>> start Task data
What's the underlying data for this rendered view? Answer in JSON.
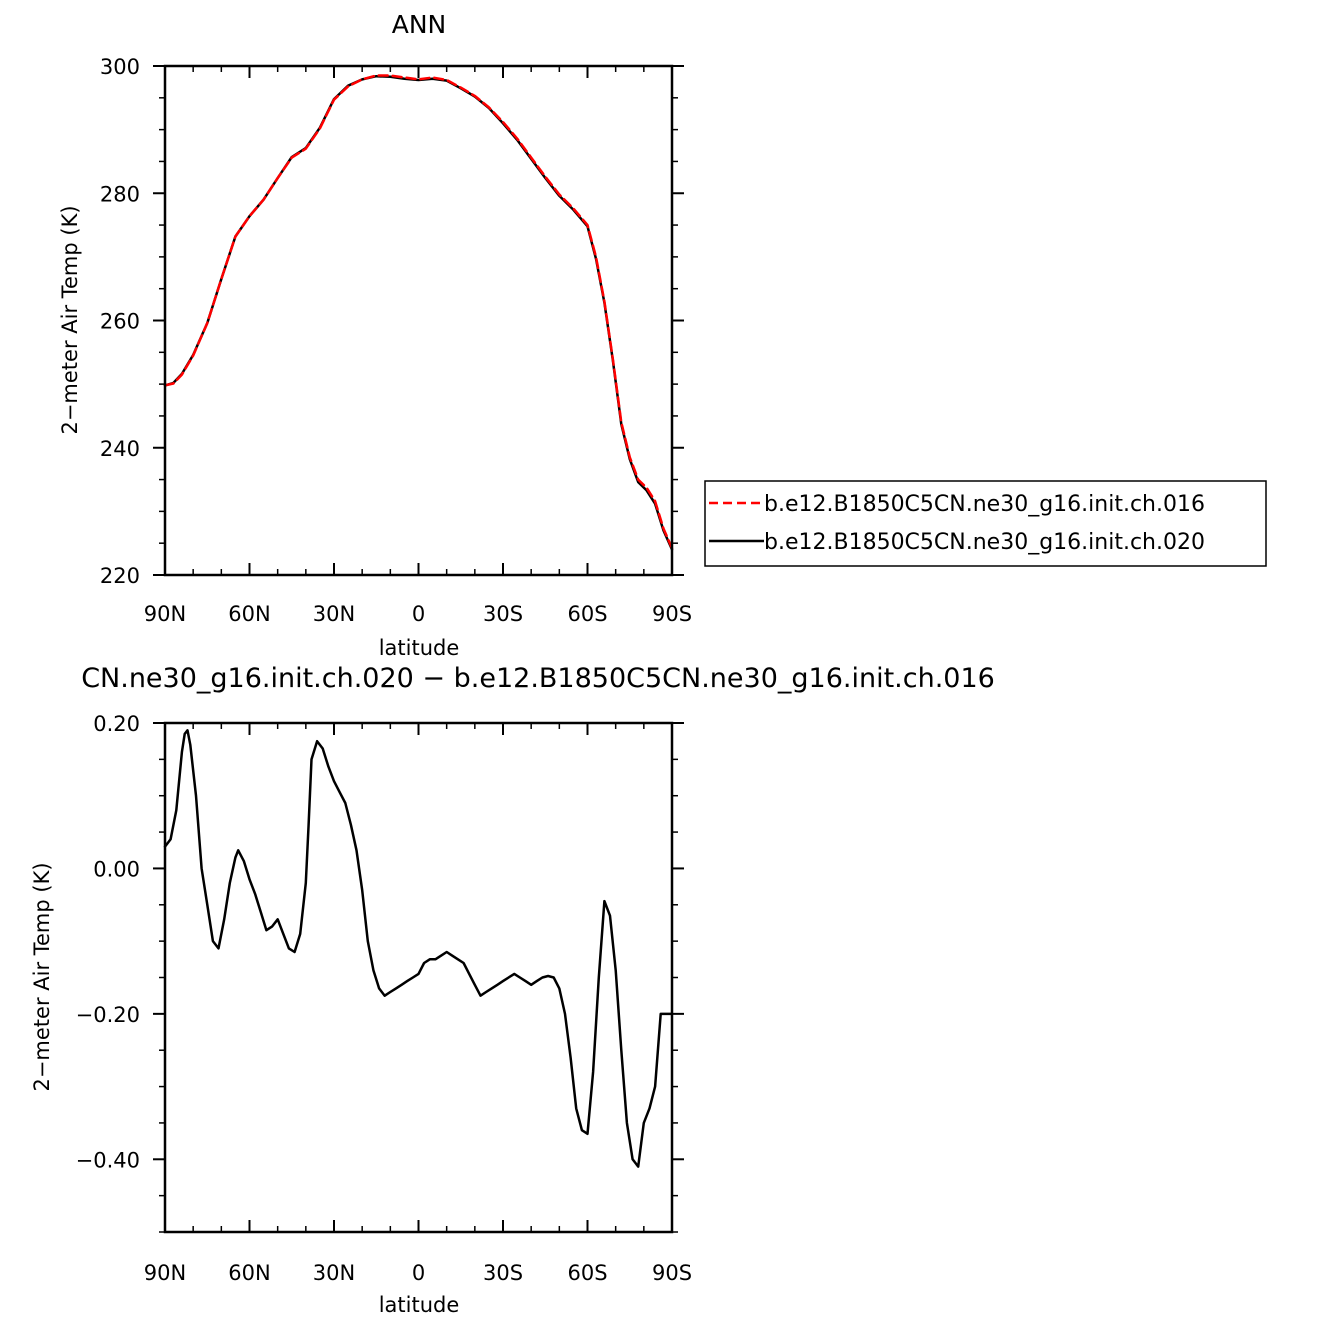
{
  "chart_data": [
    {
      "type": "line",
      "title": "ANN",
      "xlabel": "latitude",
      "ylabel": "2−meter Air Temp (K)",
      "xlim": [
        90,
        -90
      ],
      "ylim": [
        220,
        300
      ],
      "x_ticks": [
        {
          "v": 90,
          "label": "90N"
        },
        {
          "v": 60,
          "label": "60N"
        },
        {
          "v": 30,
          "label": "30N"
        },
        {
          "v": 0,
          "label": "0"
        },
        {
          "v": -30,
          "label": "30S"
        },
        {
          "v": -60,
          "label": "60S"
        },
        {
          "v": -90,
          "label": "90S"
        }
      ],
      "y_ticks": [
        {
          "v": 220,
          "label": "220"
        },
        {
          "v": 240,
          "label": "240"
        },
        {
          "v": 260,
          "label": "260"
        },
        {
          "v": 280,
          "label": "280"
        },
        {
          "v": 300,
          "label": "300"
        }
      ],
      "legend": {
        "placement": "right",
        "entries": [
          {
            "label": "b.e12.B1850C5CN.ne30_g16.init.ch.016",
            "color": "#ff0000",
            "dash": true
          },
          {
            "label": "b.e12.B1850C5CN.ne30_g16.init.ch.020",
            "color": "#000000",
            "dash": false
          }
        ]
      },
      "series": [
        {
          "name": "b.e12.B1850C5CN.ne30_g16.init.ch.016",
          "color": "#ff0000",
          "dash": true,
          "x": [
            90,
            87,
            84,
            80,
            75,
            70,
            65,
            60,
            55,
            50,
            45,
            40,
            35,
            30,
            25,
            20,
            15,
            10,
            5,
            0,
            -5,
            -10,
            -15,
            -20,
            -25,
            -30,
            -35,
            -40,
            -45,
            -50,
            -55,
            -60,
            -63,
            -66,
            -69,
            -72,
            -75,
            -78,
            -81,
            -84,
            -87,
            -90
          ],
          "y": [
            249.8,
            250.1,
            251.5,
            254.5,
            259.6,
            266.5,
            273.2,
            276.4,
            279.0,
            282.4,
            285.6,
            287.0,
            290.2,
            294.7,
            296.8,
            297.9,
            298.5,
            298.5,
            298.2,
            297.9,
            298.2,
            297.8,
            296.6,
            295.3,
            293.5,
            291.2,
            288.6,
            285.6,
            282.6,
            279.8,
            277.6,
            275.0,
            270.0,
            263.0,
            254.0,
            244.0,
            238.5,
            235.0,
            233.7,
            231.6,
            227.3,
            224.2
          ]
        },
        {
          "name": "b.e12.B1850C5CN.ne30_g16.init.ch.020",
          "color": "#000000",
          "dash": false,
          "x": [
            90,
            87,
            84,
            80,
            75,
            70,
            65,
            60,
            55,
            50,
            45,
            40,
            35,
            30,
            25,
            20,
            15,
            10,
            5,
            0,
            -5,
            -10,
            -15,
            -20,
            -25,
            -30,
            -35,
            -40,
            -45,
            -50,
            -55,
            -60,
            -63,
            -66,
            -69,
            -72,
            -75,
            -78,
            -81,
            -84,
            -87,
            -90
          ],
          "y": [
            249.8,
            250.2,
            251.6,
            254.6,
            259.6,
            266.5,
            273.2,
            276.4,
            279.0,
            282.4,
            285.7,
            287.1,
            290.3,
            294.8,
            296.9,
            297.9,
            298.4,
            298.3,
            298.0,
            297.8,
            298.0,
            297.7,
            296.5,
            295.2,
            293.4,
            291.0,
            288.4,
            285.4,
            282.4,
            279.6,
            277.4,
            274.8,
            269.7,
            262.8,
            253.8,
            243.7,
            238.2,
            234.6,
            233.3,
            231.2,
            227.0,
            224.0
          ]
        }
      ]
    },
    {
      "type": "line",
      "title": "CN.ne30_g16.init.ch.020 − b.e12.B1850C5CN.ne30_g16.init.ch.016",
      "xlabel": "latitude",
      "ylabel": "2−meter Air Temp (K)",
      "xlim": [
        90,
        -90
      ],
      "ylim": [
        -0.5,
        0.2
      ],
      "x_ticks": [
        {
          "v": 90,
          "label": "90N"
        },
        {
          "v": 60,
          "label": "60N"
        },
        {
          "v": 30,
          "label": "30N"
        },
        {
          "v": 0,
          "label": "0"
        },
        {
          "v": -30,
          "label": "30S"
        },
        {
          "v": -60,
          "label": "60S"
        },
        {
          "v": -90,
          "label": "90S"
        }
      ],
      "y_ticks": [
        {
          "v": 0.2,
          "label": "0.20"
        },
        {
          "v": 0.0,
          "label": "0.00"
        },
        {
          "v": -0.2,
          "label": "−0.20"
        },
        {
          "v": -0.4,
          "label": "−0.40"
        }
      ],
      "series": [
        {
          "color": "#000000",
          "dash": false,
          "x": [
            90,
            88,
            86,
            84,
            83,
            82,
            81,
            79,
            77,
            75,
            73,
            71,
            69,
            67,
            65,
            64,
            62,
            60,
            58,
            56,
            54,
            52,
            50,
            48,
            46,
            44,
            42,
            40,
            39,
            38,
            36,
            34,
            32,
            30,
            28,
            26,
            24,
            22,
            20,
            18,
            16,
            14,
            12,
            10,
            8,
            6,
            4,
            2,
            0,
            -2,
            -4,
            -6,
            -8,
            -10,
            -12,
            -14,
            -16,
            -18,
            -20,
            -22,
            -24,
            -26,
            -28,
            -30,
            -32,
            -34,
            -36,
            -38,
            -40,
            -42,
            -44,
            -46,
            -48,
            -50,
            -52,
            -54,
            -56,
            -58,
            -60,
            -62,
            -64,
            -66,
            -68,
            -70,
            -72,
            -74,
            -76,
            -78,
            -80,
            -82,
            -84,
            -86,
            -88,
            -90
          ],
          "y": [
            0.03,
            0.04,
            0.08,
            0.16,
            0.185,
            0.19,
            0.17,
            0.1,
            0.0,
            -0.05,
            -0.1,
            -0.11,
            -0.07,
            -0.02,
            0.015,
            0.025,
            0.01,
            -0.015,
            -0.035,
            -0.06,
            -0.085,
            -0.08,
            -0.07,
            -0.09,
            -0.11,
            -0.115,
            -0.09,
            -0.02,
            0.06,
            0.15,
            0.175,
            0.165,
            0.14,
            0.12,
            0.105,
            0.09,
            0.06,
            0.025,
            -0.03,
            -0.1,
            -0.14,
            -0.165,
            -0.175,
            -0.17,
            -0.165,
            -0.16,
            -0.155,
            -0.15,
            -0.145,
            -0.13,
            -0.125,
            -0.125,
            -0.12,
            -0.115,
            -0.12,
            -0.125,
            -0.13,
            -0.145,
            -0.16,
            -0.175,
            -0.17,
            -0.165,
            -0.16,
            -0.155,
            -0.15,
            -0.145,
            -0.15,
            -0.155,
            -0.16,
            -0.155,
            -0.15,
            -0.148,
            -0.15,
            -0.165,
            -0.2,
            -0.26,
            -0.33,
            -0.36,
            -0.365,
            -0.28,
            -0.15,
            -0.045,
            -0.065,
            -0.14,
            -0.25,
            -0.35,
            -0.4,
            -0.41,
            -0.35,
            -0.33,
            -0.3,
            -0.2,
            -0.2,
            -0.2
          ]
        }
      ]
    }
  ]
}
>> end Task data
Repeat the listing in full and exactly. Leave any pictures out.

Exercise response:
What's the underlying data for this rendered view? Answer in JSON.
{
  "chart_data": [
    {
      "type": "line",
      "title": "ANN",
      "xlabel": "latitude",
      "ylabel": "2−meter Air Temp (K)",
      "xlim": [
        90,
        -90
      ],
      "ylim": [
        220,
        300
      ],
      "x_ticks": [
        {
          "v": 90,
          "label": "90N"
        },
        {
          "v": 60,
          "label": "60N"
        },
        {
          "v": 30,
          "label": "30N"
        },
        {
          "v": 0,
          "label": "0"
        },
        {
          "v": -30,
          "label": "30S"
        },
        {
          "v": -60,
          "label": "60S"
        },
        {
          "v": -90,
          "label": "90S"
        }
      ],
      "y_ticks": [
        {
          "v": 220,
          "label": "220"
        },
        {
          "v": 240,
          "label": "240"
        },
        {
          "v": 260,
          "label": "260"
        },
        {
          "v": 280,
          "label": "280"
        },
        {
          "v": 300,
          "label": "300"
        }
      ],
      "legend": {
        "placement": "right",
        "entries": [
          {
            "label": "b.e12.B1850C5CN.ne30_g16.init.ch.016",
            "color": "#ff0000",
            "dash": true
          },
          {
            "label": "b.e12.B1850C5CN.ne30_g16.init.ch.020",
            "color": "#000000",
            "dash": false
          }
        ]
      },
      "series": [
        {
          "name": "b.e12.B1850C5CN.ne30_g16.init.ch.016",
          "color": "#ff0000",
          "dash": true,
          "x": [
            90,
            87,
            84,
            80,
            75,
            70,
            65,
            60,
            55,
            50,
            45,
            40,
            35,
            30,
            25,
            20,
            15,
            10,
            5,
            0,
            -5,
            -10,
            -15,
            -20,
            -25,
            -30,
            -35,
            -40,
            -45,
            -50,
            -55,
            -60,
            -63,
            -66,
            -69,
            -72,
            -75,
            -78,
            -81,
            -84,
            -87,
            -90
          ],
          "y": [
            249.8,
            250.1,
            251.5,
            254.5,
            259.6,
            266.5,
            273.2,
            276.4,
            279.0,
            282.4,
            285.6,
            287.0,
            290.2,
            294.7,
            296.8,
            297.9,
            298.5,
            298.5,
            298.2,
            297.9,
            298.2,
            297.8,
            296.6,
            295.3,
            293.5,
            291.2,
            288.6,
            285.6,
            282.6,
            279.8,
            277.6,
            275.0,
            270.0,
            263.0,
            254.0,
            244.0,
            238.5,
            235.0,
            233.7,
            231.6,
            227.3,
            224.2
          ]
        },
        {
          "name": "b.e12.B1850C5CN.ne30_g16.init.ch.020",
          "color": "#000000",
          "dash": false,
          "x": [
            90,
            87,
            84,
            80,
            75,
            70,
            65,
            60,
            55,
            50,
            45,
            40,
            35,
            30,
            25,
            20,
            15,
            10,
            5,
            0,
            -5,
            -10,
            -15,
            -20,
            -25,
            -30,
            -35,
            -40,
            -45,
            -50,
            -55,
            -60,
            -63,
            -66,
            -69,
            -72,
            -75,
            -78,
            -81,
            -84,
            -87,
            -90
          ],
          "y": [
            249.8,
            250.2,
            251.6,
            254.6,
            259.6,
            266.5,
            273.2,
            276.4,
            279.0,
            282.4,
            285.7,
            287.1,
            290.3,
            294.8,
            296.9,
            297.9,
            298.4,
            298.3,
            298.0,
            297.8,
            298.0,
            297.7,
            296.5,
            295.2,
            293.4,
            291.0,
            288.4,
            285.4,
            282.4,
            279.6,
            277.4,
            274.8,
            269.7,
            262.8,
            253.8,
            243.7,
            238.2,
            234.6,
            233.3,
            231.2,
            227.0,
            224.0
          ]
        }
      ]
    },
    {
      "type": "line",
      "title": "CN.ne30_g16.init.ch.020 − b.e12.B1850C5CN.ne30_g16.init.ch.016",
      "xlabel": "latitude",
      "ylabel": "2−meter Air Temp (K)",
      "xlim": [
        90,
        -90
      ],
      "ylim": [
        -0.5,
        0.2
      ],
      "x_ticks": [
        {
          "v": 90,
          "label": "90N"
        },
        {
          "v": 60,
          "label": "60N"
        },
        {
          "v": 30,
          "label": "30N"
        },
        {
          "v": 0,
          "label": "0"
        },
        {
          "v": -30,
          "label": "30S"
        },
        {
          "v": -60,
          "label": "60S"
        },
        {
          "v": -90,
          "label": "90S"
        }
      ],
      "y_ticks": [
        {
          "v": 0.2,
          "label": "0.20"
        },
        {
          "v": 0.0,
          "label": "0.00"
        },
        {
          "v": -0.2,
          "label": "−0.20"
        },
        {
          "v": -0.4,
          "label": "−0.40"
        }
      ],
      "series": [
        {
          "color": "#000000",
          "dash": false,
          "x": [
            90,
            88,
            86,
            84,
            83,
            82,
            81,
            79,
            77,
            75,
            73,
            71,
            69,
            67,
            65,
            64,
            62,
            60,
            58,
            56,
            54,
            52,
            50,
            48,
            46,
            44,
            42,
            40,
            39,
            38,
            36,
            34,
            32,
            30,
            28,
            26,
            24,
            22,
            20,
            18,
            16,
            14,
            12,
            10,
            8,
            6,
            4,
            2,
            0,
            -2,
            -4,
            -6,
            -8,
            -10,
            -12,
            -14,
            -16,
            -18,
            -20,
            -22,
            -24,
            -26,
            -28,
            -30,
            -32,
            -34,
            -36,
            -38,
            -40,
            -42,
            -44,
            -46,
            -48,
            -50,
            -52,
            -54,
            -56,
            -58,
            -60,
            -62,
            -64,
            -66,
            -68,
            -70,
            -72,
            -74,
            -76,
            -78,
            -80,
            -82,
            -84,
            -86,
            -88,
            -90
          ],
          "y": [
            0.03,
            0.04,
            0.08,
            0.16,
            0.185,
            0.19,
            0.17,
            0.1,
            0.0,
            -0.05,
            -0.1,
            -0.11,
            -0.07,
            -0.02,
            0.015,
            0.025,
            0.01,
            -0.015,
            -0.035,
            -0.06,
            -0.085,
            -0.08,
            -0.07,
            -0.09,
            -0.11,
            -0.115,
            -0.09,
            -0.02,
            0.06,
            0.15,
            0.175,
            0.165,
            0.14,
            0.12,
            0.105,
            0.09,
            0.06,
            0.025,
            -0.03,
            -0.1,
            -0.14,
            -0.165,
            -0.175,
            -0.17,
            -0.165,
            -0.16,
            -0.155,
            -0.15,
            -0.145,
            -0.13,
            -0.125,
            -0.125,
            -0.12,
            -0.115,
            -0.12,
            -0.125,
            -0.13,
            -0.145,
            -0.16,
            -0.175,
            -0.17,
            -0.165,
            -0.16,
            -0.155,
            -0.15,
            -0.145,
            -0.15,
            -0.155,
            -0.16,
            -0.155,
            -0.15,
            -0.148,
            -0.15,
            -0.165,
            -0.2,
            -0.26,
            -0.33,
            -0.36,
            -0.365,
            -0.28,
            -0.15,
            -0.045,
            -0.065,
            -0.14,
            -0.25,
            -0.35,
            -0.4,
            -0.41,
            -0.35,
            -0.33,
            -0.3,
            -0.2,
            -0.2,
            -0.2
          ]
        }
      ]
    }
  ]
}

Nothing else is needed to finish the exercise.